Extracted material:
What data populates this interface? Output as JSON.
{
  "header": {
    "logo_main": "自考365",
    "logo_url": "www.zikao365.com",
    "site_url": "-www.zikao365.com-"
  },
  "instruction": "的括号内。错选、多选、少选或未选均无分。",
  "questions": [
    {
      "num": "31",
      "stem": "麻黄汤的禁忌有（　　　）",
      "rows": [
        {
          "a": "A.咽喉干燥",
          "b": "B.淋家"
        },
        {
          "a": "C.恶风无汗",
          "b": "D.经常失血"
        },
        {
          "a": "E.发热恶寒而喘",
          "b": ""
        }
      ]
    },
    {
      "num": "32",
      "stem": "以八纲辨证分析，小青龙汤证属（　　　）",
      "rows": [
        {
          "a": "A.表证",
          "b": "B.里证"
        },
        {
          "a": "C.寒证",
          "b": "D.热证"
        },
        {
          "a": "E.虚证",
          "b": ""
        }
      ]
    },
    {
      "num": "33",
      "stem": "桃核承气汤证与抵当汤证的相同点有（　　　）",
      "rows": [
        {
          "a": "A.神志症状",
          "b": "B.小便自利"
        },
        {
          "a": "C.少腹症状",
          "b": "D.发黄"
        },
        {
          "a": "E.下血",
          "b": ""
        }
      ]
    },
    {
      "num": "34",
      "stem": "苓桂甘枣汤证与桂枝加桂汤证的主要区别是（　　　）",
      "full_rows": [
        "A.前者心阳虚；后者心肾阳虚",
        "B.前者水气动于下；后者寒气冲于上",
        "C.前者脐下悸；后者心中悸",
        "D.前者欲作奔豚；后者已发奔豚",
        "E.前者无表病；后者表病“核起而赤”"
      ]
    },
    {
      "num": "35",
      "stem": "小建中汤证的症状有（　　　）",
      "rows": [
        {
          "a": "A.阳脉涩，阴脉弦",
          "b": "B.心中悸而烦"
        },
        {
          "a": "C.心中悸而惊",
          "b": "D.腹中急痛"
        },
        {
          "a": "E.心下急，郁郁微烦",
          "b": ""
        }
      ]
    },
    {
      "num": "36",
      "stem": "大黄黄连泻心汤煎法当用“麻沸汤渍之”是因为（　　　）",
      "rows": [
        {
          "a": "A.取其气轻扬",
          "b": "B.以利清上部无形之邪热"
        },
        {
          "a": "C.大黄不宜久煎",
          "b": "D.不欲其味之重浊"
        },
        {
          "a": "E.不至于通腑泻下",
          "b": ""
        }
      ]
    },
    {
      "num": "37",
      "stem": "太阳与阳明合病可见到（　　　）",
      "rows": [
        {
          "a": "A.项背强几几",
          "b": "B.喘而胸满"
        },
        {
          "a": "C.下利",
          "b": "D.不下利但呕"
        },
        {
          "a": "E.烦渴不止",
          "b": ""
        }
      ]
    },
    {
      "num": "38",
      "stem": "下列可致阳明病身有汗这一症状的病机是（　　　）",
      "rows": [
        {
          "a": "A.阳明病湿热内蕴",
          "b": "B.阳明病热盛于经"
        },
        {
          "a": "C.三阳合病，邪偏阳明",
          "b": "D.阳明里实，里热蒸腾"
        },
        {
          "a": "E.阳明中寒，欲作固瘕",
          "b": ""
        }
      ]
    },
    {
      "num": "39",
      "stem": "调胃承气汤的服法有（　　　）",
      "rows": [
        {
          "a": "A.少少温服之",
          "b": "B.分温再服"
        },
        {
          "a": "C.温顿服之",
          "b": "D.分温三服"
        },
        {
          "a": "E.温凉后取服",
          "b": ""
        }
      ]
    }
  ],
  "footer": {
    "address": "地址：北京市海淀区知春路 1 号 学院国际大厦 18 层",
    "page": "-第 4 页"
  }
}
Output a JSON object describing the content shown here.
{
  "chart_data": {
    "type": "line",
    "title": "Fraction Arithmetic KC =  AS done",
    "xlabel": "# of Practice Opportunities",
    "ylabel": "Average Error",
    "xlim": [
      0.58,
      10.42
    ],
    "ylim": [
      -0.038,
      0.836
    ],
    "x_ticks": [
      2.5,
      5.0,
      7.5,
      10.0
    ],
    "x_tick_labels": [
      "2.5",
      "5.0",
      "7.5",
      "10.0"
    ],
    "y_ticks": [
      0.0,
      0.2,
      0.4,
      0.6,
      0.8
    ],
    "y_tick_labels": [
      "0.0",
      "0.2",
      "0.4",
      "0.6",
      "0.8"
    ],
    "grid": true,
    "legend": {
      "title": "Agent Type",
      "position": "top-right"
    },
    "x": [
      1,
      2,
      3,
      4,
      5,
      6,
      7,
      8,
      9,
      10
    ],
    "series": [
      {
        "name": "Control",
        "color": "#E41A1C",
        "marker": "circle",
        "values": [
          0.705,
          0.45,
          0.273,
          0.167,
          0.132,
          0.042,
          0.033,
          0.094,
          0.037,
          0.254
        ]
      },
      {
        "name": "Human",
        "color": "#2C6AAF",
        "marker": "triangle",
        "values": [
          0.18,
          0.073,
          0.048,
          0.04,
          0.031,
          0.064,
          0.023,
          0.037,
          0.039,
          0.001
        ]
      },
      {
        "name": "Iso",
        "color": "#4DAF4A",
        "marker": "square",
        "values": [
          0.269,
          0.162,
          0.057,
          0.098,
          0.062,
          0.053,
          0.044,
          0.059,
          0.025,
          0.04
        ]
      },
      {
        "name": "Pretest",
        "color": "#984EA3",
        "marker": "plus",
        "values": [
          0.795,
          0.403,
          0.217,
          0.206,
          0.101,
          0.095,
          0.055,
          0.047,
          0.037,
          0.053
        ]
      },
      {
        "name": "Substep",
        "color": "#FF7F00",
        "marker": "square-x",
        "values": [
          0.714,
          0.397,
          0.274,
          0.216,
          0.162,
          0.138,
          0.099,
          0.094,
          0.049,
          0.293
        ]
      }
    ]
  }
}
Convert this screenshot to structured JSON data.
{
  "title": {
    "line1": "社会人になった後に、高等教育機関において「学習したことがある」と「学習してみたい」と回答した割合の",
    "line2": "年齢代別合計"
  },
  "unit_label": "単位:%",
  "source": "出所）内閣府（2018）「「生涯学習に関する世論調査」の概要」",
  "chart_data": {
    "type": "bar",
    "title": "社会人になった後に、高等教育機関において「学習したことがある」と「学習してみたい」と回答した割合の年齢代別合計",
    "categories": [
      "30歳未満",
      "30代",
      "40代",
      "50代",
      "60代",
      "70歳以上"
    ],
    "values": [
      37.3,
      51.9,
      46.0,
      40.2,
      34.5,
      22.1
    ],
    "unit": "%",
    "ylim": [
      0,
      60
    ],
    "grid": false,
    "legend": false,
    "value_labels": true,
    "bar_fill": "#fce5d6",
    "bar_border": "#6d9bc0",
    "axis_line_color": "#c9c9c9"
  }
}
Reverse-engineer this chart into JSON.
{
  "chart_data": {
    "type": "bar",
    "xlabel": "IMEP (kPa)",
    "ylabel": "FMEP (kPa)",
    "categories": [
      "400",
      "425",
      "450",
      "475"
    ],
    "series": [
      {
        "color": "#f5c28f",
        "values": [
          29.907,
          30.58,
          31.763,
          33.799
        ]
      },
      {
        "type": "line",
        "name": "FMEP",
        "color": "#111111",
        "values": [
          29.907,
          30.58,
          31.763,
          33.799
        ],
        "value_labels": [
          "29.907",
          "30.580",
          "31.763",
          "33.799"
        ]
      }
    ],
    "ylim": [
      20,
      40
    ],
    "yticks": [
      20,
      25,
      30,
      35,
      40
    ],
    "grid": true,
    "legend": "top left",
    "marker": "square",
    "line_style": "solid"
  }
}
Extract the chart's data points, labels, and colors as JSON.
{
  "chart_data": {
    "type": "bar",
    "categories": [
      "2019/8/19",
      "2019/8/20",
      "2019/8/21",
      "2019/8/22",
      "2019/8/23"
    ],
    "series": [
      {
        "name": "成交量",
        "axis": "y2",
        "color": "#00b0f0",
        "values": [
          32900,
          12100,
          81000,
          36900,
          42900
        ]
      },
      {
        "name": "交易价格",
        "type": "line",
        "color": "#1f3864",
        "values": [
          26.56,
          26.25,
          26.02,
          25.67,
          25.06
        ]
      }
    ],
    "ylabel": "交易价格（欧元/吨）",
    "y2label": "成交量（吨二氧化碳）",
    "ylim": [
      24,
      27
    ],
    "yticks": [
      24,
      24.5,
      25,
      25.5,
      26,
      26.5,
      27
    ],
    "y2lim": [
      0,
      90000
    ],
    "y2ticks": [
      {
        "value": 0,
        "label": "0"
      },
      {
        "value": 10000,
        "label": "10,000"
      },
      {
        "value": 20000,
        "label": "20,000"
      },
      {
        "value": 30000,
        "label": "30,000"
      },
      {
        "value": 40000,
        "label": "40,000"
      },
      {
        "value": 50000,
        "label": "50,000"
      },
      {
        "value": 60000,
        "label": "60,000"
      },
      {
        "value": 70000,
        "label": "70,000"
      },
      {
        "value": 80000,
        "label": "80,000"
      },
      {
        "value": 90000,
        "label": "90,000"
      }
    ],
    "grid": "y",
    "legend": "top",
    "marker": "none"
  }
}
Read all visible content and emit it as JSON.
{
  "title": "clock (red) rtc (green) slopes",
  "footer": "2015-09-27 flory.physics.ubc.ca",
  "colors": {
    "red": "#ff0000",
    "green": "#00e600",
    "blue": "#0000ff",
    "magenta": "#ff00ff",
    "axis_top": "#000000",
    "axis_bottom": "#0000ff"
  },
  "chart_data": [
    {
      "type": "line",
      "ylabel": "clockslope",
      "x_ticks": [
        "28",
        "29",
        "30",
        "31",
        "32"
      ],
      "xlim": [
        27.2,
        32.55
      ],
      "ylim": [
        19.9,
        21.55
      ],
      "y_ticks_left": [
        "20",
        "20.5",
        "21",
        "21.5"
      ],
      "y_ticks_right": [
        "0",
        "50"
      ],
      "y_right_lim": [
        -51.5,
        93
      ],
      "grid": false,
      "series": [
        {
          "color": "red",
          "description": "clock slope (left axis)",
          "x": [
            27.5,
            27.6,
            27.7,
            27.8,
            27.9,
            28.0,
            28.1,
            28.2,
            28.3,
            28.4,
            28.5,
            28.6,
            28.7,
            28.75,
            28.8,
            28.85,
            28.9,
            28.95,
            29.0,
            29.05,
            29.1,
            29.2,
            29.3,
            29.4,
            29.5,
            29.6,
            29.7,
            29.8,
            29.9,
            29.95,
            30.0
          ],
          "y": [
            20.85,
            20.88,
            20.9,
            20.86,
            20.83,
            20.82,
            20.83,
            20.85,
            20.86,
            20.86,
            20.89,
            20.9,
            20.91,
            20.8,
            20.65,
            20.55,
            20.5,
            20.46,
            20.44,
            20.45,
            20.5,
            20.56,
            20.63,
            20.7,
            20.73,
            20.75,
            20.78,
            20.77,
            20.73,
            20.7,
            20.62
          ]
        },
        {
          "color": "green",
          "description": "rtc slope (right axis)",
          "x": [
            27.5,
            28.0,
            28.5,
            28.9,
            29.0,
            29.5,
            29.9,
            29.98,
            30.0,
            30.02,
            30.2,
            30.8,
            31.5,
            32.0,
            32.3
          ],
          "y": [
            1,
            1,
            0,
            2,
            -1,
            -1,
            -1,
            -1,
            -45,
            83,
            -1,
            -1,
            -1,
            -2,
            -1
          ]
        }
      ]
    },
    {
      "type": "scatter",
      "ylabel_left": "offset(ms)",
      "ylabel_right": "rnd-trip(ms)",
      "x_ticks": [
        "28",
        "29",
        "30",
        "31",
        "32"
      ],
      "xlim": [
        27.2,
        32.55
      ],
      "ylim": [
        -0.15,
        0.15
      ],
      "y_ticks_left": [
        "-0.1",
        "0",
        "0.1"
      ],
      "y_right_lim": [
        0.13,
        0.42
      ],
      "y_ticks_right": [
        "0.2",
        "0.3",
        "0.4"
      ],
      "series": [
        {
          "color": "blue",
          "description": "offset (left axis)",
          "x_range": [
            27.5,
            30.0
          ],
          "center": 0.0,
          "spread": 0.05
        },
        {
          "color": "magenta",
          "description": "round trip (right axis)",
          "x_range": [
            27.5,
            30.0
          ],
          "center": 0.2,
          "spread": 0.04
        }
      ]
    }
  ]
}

To do: In the entries above, find the lines containing the word "square" and say how many there are, with no other words.

Solution for this problem: 3